# GIVEN EXERCISE
How many of these lines hold the string "color"? Answer with the number only.
====
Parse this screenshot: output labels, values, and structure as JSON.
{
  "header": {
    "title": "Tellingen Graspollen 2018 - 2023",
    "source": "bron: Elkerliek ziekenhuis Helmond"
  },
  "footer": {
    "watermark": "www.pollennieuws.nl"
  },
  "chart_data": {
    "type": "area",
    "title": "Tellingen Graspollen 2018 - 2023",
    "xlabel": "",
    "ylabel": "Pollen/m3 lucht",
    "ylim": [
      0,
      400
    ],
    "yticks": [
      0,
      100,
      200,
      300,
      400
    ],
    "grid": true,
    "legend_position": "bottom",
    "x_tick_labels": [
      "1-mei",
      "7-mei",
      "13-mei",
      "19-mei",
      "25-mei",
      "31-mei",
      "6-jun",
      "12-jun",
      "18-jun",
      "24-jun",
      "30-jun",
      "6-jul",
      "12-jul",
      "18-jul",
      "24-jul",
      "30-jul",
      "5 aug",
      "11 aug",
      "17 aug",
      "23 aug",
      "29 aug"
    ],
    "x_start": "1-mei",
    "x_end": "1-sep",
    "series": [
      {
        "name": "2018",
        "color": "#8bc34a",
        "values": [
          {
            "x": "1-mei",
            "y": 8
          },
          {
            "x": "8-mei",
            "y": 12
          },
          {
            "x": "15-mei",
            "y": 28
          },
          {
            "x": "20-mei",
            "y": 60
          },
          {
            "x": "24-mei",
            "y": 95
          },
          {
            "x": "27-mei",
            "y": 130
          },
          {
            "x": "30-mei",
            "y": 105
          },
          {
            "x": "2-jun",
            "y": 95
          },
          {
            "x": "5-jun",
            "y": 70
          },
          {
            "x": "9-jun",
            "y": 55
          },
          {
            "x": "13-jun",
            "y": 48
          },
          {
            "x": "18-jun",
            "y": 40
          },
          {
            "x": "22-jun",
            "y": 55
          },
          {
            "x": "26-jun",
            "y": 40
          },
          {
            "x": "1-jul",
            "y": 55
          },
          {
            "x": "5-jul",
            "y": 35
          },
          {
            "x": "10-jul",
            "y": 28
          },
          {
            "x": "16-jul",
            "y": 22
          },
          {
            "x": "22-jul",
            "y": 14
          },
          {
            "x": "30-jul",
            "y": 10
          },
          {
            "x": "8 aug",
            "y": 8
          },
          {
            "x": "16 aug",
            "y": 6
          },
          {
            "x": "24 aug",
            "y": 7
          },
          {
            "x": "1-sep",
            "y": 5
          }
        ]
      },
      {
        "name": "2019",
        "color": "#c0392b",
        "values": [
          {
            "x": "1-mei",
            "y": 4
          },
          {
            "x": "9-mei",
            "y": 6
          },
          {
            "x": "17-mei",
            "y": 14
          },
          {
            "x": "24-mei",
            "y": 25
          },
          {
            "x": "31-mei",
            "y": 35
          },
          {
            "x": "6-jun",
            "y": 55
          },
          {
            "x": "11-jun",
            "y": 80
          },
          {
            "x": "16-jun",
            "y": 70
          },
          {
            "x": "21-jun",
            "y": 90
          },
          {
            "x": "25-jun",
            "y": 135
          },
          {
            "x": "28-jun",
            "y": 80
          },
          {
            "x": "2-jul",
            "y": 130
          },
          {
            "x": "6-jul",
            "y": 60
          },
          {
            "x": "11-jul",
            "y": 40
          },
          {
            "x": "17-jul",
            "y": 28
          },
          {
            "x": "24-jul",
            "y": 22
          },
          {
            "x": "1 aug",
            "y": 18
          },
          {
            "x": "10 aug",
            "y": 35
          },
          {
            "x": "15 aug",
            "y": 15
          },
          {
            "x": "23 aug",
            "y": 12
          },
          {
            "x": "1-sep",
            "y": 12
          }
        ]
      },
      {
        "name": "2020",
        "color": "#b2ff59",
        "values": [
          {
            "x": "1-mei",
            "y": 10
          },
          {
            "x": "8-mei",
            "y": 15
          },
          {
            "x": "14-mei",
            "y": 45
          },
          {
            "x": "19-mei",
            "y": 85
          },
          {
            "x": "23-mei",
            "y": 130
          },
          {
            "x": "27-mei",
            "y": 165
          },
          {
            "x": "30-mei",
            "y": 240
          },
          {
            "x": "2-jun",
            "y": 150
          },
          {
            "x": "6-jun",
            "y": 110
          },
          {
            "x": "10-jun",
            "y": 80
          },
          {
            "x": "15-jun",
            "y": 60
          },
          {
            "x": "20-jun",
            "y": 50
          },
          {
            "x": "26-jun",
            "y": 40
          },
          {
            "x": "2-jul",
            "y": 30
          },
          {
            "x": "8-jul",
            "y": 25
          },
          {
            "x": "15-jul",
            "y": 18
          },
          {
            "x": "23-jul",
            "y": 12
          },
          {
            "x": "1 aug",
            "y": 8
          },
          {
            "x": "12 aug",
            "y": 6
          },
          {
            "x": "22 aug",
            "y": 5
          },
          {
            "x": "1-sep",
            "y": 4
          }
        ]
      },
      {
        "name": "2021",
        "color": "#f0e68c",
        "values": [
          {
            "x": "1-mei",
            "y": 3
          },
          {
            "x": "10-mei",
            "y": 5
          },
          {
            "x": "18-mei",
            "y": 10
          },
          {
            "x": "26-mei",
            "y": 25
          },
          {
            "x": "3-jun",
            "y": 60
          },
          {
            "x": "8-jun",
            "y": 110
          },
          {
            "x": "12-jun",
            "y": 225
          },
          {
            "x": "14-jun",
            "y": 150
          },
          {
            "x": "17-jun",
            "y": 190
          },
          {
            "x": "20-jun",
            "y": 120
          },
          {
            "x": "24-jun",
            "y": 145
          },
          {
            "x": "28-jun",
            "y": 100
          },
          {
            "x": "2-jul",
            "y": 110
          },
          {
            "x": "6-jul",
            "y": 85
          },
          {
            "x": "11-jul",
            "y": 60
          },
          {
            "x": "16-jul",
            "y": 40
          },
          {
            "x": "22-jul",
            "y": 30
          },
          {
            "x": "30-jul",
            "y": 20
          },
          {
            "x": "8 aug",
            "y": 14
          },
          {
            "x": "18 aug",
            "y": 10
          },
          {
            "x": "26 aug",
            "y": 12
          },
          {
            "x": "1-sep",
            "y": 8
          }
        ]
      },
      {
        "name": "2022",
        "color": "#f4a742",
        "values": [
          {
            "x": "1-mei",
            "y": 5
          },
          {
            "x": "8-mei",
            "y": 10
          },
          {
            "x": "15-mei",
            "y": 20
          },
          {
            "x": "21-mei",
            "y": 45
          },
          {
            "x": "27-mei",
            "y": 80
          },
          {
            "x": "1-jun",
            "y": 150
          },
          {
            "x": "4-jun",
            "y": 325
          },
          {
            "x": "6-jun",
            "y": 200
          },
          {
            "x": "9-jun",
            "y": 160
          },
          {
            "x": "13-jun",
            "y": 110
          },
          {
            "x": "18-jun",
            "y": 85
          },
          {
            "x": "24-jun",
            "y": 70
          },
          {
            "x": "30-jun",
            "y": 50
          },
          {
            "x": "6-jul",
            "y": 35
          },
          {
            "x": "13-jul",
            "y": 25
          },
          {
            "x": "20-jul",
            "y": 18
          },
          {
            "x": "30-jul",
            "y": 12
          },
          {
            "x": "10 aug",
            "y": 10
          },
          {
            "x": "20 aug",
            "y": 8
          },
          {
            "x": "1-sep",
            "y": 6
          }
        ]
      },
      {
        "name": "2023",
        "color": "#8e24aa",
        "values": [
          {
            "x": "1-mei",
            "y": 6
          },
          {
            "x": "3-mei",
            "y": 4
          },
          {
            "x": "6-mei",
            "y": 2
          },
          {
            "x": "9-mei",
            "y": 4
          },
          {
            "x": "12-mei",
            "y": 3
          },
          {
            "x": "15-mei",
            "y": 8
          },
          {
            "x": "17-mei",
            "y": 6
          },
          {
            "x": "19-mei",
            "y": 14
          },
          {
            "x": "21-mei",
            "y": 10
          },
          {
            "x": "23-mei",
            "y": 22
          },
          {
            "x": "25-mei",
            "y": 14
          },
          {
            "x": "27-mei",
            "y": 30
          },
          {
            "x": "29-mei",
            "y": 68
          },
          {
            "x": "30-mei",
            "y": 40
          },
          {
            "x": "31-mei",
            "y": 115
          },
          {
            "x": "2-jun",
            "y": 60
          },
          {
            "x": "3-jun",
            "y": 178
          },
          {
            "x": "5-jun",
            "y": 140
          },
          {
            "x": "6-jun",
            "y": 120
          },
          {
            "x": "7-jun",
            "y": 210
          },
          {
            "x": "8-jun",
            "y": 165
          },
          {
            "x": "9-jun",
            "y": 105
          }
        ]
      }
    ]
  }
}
====
# RESPONSE BELOW
6